### Task instructions
Could you please find each line in the records that contains the word "diesem" and copy it?

Collected data entries
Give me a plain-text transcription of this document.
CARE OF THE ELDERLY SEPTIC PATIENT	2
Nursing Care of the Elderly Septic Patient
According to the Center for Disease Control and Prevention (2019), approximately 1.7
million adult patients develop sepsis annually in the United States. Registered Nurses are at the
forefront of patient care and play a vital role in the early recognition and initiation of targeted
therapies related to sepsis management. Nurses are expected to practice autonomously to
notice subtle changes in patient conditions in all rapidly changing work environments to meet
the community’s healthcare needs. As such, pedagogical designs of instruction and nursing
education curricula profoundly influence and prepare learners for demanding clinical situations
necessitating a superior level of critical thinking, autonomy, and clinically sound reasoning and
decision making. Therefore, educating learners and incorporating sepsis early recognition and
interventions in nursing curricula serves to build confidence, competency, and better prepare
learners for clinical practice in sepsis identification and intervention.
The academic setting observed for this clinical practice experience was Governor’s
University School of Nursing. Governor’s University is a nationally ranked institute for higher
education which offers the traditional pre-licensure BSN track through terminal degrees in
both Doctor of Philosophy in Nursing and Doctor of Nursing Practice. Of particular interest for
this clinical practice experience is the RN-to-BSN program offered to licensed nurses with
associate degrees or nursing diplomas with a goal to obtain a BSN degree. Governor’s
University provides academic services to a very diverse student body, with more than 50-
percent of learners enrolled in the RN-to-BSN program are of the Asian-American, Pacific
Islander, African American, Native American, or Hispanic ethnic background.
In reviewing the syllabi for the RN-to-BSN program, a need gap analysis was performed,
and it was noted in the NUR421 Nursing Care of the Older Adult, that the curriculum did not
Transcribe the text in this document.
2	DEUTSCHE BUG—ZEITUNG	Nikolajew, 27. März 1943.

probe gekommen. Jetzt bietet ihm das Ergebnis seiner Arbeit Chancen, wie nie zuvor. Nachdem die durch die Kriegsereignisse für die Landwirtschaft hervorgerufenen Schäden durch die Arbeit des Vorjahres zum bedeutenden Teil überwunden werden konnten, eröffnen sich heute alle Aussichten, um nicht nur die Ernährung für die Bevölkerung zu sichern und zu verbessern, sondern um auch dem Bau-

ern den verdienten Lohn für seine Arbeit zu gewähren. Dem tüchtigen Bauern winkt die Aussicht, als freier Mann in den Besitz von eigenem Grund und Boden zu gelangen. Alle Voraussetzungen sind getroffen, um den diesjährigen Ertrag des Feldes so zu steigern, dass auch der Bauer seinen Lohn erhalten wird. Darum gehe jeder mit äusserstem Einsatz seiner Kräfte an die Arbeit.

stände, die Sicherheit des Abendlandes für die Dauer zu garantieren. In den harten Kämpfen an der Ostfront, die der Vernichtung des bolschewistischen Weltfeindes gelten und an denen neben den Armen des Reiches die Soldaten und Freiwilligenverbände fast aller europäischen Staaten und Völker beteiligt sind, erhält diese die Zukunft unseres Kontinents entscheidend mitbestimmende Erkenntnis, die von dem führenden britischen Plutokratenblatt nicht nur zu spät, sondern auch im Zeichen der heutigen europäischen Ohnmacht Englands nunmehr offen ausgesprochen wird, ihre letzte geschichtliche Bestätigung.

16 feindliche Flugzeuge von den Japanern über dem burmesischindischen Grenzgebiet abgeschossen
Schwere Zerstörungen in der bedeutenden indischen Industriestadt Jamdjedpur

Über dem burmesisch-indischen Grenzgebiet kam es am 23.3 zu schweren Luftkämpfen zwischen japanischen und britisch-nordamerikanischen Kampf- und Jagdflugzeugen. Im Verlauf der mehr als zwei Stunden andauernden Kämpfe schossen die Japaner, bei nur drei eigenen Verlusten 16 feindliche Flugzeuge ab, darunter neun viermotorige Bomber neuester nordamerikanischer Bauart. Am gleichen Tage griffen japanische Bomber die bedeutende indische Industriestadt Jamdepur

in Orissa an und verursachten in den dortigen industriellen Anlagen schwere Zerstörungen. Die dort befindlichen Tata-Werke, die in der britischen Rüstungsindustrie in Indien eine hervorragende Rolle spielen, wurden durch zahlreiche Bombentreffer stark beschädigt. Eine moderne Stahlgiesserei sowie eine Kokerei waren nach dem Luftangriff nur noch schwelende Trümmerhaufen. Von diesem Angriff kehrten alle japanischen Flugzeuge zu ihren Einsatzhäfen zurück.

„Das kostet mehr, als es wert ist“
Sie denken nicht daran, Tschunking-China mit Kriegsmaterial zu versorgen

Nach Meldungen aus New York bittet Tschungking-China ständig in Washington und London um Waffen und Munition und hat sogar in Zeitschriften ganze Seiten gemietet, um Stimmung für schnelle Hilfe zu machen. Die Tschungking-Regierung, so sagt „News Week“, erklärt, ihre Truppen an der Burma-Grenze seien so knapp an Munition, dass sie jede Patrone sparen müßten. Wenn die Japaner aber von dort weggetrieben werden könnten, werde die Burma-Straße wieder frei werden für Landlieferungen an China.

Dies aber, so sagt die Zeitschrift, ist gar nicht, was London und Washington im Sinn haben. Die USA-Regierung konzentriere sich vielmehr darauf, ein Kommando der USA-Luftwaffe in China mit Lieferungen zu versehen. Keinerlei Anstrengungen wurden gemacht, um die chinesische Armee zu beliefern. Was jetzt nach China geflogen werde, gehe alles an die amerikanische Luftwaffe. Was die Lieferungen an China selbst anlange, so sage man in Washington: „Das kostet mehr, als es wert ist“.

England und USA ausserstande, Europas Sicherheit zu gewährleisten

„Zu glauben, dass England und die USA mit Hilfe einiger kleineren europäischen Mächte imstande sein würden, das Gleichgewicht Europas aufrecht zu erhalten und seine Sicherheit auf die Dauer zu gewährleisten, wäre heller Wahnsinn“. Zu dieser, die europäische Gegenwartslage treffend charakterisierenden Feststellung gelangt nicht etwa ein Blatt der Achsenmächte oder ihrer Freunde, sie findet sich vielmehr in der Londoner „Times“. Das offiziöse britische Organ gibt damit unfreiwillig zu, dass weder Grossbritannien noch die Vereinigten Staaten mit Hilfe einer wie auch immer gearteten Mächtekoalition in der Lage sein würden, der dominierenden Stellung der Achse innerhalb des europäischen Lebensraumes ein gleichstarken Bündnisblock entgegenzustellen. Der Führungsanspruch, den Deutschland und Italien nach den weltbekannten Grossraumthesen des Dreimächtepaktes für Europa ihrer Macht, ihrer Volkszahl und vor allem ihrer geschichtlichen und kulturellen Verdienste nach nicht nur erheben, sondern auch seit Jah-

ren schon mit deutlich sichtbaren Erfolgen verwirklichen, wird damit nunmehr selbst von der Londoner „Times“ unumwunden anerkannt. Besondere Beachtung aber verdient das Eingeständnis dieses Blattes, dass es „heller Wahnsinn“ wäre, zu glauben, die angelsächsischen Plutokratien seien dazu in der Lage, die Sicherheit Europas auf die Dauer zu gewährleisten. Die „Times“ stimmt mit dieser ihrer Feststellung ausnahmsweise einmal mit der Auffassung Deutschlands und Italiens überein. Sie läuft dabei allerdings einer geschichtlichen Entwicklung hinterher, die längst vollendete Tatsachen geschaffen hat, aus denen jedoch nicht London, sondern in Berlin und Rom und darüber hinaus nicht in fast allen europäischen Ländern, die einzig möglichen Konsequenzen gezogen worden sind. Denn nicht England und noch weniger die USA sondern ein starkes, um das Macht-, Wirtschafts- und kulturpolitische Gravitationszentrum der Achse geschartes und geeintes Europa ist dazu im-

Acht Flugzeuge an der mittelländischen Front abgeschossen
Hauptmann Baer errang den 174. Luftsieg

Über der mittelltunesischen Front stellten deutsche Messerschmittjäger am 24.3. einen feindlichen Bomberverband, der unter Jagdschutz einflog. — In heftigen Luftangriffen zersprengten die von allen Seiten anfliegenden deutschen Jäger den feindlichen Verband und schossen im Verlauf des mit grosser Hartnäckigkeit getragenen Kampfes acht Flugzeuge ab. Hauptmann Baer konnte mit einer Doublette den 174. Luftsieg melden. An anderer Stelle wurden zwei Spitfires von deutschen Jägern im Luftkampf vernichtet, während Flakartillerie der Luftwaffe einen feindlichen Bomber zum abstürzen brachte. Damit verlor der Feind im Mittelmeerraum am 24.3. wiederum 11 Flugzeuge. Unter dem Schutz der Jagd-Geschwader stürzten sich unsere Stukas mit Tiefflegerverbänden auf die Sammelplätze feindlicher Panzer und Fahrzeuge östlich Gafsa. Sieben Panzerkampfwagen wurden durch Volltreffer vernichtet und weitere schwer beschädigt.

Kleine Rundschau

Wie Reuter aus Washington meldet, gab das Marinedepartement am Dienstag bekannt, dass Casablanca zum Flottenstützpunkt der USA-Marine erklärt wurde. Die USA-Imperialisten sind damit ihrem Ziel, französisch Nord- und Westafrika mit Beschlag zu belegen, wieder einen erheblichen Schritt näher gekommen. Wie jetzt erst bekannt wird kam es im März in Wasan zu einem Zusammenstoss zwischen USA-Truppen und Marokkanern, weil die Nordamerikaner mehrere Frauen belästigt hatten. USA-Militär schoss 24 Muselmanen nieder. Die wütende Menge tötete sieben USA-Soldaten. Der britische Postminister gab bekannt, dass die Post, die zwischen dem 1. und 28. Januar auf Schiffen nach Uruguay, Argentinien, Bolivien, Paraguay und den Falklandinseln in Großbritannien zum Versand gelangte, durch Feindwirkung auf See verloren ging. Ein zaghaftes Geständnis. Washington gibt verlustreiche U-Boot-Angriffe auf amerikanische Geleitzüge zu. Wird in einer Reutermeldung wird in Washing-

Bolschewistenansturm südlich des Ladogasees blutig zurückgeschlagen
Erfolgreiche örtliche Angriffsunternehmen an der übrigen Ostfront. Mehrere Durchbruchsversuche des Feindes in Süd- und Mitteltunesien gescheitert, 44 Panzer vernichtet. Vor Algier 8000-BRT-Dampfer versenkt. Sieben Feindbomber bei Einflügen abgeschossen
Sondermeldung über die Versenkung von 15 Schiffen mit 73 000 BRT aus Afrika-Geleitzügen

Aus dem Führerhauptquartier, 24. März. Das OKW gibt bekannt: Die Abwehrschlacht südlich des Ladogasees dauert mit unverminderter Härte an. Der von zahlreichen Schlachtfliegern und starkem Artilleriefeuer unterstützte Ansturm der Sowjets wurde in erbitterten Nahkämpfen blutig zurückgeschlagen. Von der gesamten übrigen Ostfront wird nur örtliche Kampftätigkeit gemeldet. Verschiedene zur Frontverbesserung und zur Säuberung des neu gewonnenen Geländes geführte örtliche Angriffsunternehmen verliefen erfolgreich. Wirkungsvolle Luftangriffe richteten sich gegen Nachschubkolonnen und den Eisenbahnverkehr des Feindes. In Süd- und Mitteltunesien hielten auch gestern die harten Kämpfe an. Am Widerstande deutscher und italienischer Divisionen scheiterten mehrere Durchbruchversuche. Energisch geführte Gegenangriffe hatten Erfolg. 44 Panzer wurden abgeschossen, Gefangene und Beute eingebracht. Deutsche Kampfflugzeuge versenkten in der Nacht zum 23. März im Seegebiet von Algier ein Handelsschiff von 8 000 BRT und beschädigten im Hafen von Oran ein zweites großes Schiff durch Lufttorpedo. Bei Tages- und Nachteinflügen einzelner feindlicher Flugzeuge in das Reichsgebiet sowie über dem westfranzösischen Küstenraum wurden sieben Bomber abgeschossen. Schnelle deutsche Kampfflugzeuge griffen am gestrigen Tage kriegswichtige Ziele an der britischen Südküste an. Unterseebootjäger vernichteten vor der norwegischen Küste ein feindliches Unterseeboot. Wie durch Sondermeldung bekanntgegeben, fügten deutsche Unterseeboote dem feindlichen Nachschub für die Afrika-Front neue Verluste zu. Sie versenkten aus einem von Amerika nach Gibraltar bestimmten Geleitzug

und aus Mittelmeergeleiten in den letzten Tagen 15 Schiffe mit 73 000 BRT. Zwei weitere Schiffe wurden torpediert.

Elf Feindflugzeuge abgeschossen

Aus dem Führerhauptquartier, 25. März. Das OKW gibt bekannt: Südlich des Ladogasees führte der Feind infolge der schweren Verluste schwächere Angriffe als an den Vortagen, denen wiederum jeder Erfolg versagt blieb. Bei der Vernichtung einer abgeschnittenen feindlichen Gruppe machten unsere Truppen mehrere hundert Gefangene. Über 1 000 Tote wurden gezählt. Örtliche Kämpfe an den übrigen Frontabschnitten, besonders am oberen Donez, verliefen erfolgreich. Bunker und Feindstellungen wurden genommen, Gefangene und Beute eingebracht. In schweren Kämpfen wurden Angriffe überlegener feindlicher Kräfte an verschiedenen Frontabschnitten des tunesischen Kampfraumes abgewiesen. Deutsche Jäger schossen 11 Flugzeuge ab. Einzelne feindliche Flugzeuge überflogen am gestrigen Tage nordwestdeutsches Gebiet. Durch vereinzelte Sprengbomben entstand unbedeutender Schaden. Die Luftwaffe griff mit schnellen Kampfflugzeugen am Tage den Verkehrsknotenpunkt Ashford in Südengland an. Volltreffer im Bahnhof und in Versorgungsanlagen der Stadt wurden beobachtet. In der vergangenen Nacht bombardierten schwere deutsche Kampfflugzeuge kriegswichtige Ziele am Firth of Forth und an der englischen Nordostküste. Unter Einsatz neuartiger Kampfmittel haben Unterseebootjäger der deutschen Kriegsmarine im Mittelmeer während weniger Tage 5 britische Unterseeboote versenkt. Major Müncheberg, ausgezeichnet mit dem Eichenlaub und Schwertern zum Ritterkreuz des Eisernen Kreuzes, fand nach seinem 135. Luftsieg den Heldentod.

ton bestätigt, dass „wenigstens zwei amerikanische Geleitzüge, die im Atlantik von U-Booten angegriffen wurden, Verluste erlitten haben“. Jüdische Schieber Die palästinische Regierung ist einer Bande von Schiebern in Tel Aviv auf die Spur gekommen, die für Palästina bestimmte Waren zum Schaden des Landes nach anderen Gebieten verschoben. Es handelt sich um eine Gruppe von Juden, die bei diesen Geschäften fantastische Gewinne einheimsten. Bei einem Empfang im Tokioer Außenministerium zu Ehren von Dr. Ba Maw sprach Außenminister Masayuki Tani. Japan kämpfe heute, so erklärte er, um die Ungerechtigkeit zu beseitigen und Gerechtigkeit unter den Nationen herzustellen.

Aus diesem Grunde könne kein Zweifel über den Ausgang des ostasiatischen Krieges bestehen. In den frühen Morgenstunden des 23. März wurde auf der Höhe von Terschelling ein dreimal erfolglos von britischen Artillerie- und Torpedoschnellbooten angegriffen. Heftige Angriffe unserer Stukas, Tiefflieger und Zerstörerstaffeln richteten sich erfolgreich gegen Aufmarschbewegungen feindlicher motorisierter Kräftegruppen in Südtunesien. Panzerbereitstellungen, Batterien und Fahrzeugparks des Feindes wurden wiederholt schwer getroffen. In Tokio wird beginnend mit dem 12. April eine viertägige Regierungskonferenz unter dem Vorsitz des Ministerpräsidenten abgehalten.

### Written answer
in Orissa an und verursachten in den dortigen industriellen Anlagen schwere Zerstörungen. Die dort befindlichen Tata-Werke, die in der britischen Rüstungsindustrie in Indien eine hervorragende Rolle spielen, wurden durch zahlreiche Bombentreffer stark beschädigt. Eine moderne Stahlgiesserei sowie eine Kokerei waren nach dem Luftangriff nur noch schwelende Trümmerhaufen. Von diesem Angriff kehrten alle japanischen Flugzeuge zu ihren Einsatzhäfen zurück.
Aus diesem Grunde könne kein Zweifel über den Ausgang des ostasiatischen Krieges bestehen. In den frühen Morgenstunden des 23. März wurde auf der Höhe von Terschelling ein dreimal erfolglos von britischen Artillerie- und Torpedoschnellbooten angegriffen. Heftige Angriffe unserer Stukas, Tiefflieger und Zerstörerstaffeln richteten sich erfolgreich gegen Aufmarschbewegungen feindlicher motorisierter Kräftegruppen in Südtunesien. Panzerbereitstellungen, Batterien und Fahrzeugparks des Feindes wurden wiederholt schwer getroffen. In Tokio wird beginnend mit dem 12. April eine viertägige Regierungskonferenz unter dem Vorsitz des Ministerpräsidenten abgehalten.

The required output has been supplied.